→ **WHAT IS BEING ASKED**
Take the material and output all of it exactly.

[START GIVEN ENTRIES]

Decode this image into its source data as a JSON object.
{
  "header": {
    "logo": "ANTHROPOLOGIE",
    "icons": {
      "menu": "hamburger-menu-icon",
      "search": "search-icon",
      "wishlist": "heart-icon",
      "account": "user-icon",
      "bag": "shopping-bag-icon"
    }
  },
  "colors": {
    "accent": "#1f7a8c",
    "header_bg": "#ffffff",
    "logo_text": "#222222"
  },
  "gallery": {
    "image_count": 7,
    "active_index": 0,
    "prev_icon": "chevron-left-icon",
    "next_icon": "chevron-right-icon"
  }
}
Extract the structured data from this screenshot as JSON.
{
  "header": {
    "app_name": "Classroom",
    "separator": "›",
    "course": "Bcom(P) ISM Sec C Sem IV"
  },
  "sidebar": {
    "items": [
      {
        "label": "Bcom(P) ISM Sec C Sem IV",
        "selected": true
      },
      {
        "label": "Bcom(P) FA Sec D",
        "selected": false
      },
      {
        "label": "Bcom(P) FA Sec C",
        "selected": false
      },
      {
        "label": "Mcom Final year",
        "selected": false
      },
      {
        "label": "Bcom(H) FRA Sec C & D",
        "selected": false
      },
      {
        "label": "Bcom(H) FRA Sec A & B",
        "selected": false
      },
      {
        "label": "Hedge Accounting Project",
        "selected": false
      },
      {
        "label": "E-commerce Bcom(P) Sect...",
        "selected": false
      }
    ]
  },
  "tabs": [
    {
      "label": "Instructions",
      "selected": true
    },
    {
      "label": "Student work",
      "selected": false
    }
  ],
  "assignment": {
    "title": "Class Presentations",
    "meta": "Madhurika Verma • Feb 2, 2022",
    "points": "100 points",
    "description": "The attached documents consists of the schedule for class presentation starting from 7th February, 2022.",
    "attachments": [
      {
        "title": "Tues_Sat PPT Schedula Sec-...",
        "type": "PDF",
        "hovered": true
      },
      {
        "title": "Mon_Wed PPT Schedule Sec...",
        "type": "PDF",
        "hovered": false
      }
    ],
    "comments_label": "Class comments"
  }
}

[END GIVEN ENTRIES]

→ **CORRECT ANSWER**
Decode this image into its source data as a JSON object.
{
  "header": {
    "logo": "ANTHROPOLOGIE",
    "icons": {
      "menu": "hamburger-menu-icon",
      "search": "search-icon",
      "wishlist": "heart-icon",
      "account": "user-icon",
      "bag": "shopping-bag-icon"
    }
  },
  "colors": {
    "accent": "#1f7a8c",
    "header_bg": "#ffffff",
    "logo_text": "#222222"
  },
  "gallery": {
    "image_count": 7,
    "active_index": 0,
    "prev_icon": "chevron-left-icon",
    "next_icon": "chevron-right-icon"
  }
}
Extract the structured data from this screenshot as JSON.
{
  "header": {
    "app_name": "Classroom",
    "separator": "›",
    "course": "Bcom(P) ISM Sec C Sem IV"
  },
  "sidebar": {
    "items": [
      {
        "label": "Bcom(P) ISM Sec C Sem IV",
        "selected": true
      },
      {
        "label": "Bcom(P) FA Sec D",
        "selected": false
      },
      {
        "label": "Bcom(P) FA Sec C",
        "selected": false
      },
      {
        "label": "Mcom Final year",
        "selected": false
      },
      {
        "label": "Bcom(H) FRA Sec C & D",
        "selected": false
      },
      {
        "label": "Bcom(H) FRA Sec A & B",
        "selected": false
      },
      {
        "label": "Hedge Accounting Project",
        "selected": false
      },
      {
        "label": "E-commerce Bcom(P) Sect...",
        "selected": false
      }
    ]
  },
  "tabs": [
    {
      "label": "Instructions",
      "selected": true
    },
    {
      "label": "Student work",
      "selected": false
    }
  ],
  "assignment": {
    "title": "Class Presentations",
    "meta": "Madhurika Verma • Feb 2, 2022",
    "points": "100 points",
    "description": "The attached documents consists of the schedule for class presentation starting from 7th February, 2022.",
    "attachments": [
      {
        "title": "Tues_Sat PPT Schedula Sec-...",
        "type": "PDF",
        "hovered": true
      },
      {
        "title": "Mon_Wed PPT Schedule Sec...",
        "type": "PDF",
        "hovered": false
      }
    ],
    "comments_label": "Class comments"
  }
}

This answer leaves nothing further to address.